[Lines of data]
+ + +
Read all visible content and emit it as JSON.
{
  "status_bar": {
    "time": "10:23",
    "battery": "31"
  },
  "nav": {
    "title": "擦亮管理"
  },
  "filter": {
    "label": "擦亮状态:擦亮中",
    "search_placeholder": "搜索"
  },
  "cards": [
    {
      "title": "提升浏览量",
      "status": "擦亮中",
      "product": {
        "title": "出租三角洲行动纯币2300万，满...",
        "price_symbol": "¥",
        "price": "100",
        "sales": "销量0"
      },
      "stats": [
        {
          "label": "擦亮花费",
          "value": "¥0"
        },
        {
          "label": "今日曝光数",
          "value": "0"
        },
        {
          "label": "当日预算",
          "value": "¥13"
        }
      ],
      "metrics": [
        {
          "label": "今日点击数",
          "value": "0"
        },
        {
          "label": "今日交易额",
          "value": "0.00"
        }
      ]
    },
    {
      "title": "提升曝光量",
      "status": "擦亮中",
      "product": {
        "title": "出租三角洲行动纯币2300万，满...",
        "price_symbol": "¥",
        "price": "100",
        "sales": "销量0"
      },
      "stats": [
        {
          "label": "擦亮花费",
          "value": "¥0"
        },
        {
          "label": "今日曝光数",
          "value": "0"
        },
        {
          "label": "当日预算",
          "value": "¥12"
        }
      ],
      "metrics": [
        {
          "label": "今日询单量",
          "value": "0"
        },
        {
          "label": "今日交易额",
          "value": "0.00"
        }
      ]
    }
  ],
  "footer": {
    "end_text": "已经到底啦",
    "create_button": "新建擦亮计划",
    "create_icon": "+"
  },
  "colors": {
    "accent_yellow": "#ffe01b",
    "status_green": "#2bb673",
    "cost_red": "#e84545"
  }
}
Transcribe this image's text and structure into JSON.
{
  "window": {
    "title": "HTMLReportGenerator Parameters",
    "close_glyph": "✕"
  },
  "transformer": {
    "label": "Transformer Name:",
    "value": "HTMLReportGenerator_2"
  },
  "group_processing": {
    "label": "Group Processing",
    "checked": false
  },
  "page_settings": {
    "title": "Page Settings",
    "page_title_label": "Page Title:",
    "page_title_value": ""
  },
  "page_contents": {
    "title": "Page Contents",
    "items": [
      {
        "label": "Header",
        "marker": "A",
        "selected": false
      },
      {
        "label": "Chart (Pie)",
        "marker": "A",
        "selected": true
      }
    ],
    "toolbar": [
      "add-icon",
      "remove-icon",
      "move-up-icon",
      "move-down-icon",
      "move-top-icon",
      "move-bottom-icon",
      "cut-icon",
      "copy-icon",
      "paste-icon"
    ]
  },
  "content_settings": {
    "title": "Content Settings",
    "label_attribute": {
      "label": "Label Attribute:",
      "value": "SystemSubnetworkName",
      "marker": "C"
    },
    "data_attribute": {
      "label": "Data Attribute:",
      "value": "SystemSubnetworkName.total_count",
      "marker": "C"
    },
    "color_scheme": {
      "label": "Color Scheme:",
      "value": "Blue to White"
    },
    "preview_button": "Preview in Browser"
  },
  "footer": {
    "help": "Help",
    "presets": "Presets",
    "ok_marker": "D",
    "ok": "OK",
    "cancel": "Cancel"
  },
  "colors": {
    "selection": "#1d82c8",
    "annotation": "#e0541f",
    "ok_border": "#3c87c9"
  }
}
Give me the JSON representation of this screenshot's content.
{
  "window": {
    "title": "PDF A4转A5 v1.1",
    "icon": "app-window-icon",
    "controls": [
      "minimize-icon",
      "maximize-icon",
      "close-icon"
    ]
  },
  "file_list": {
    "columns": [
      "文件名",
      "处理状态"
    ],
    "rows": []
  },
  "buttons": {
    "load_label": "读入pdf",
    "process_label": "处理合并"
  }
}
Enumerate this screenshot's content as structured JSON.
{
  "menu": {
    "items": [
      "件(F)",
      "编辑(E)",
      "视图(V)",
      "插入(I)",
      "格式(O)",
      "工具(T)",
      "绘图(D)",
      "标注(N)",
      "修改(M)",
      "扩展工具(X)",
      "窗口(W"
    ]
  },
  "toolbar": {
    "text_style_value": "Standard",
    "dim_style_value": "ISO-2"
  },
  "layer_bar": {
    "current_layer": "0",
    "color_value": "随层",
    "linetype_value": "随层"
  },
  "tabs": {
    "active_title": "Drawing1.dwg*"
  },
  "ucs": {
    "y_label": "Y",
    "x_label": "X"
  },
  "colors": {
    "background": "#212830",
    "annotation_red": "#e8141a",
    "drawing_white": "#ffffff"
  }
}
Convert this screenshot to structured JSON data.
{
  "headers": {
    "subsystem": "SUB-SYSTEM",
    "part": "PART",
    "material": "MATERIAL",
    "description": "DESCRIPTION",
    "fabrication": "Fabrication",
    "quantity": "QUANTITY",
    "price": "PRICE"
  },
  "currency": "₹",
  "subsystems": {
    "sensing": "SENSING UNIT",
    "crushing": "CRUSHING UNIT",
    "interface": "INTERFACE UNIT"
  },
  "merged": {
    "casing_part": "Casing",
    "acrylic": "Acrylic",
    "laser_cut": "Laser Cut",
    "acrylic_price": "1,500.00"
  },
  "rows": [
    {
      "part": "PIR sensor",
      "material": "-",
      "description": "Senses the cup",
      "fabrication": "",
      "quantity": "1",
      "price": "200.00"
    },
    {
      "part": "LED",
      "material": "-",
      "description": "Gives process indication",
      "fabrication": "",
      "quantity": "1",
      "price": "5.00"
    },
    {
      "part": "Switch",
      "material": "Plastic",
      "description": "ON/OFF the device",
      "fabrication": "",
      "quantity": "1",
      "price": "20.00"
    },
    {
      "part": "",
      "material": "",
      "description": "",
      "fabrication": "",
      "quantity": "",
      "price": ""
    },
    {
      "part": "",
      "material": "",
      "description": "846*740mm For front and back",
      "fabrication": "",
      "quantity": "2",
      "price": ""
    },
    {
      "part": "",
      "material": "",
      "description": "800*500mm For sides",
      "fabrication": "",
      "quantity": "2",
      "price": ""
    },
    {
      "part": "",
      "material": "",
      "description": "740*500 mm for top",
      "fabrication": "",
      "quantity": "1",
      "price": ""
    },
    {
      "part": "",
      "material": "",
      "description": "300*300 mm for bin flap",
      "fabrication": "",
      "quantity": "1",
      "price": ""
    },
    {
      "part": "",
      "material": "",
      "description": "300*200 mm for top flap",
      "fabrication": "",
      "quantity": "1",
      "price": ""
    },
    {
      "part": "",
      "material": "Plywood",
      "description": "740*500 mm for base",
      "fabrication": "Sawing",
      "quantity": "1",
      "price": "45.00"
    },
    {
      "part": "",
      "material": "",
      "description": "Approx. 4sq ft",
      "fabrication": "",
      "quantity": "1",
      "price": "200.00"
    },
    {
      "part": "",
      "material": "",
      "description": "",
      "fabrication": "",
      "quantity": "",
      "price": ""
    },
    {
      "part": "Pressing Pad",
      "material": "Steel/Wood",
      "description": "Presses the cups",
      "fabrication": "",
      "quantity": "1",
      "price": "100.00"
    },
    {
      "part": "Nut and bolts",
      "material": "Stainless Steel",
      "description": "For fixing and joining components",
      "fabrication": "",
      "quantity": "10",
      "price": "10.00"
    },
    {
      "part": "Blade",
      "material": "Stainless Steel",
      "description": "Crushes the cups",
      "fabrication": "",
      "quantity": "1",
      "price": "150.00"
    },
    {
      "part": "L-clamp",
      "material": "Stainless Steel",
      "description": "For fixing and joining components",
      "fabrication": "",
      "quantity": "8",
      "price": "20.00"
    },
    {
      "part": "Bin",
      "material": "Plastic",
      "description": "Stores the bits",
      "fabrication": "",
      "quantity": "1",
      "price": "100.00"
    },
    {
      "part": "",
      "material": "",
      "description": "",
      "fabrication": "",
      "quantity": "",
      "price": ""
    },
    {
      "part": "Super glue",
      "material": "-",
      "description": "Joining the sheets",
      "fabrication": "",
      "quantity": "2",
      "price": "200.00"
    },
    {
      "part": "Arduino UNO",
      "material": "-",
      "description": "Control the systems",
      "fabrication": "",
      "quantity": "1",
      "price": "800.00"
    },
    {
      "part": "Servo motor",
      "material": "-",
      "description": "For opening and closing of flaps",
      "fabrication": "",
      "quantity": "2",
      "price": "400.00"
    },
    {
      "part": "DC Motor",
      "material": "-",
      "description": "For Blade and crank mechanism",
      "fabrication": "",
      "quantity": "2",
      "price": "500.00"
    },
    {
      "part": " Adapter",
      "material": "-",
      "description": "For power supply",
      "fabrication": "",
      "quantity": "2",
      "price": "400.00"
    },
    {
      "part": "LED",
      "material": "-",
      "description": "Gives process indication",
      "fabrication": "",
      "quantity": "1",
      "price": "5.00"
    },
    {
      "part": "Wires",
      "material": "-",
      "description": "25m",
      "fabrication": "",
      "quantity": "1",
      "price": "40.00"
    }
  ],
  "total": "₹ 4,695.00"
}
+ + +
▸ **Your goal**:
Find all lines with "this" in them and copy each one.

▸ **Completed exercise**:
Transcribe this image's text and structure into JSON.
Give me the JSON representation of this screenshot's content.
Enumerate this screenshot's content as structured JSON.
Convert this screenshot to structured JSON data.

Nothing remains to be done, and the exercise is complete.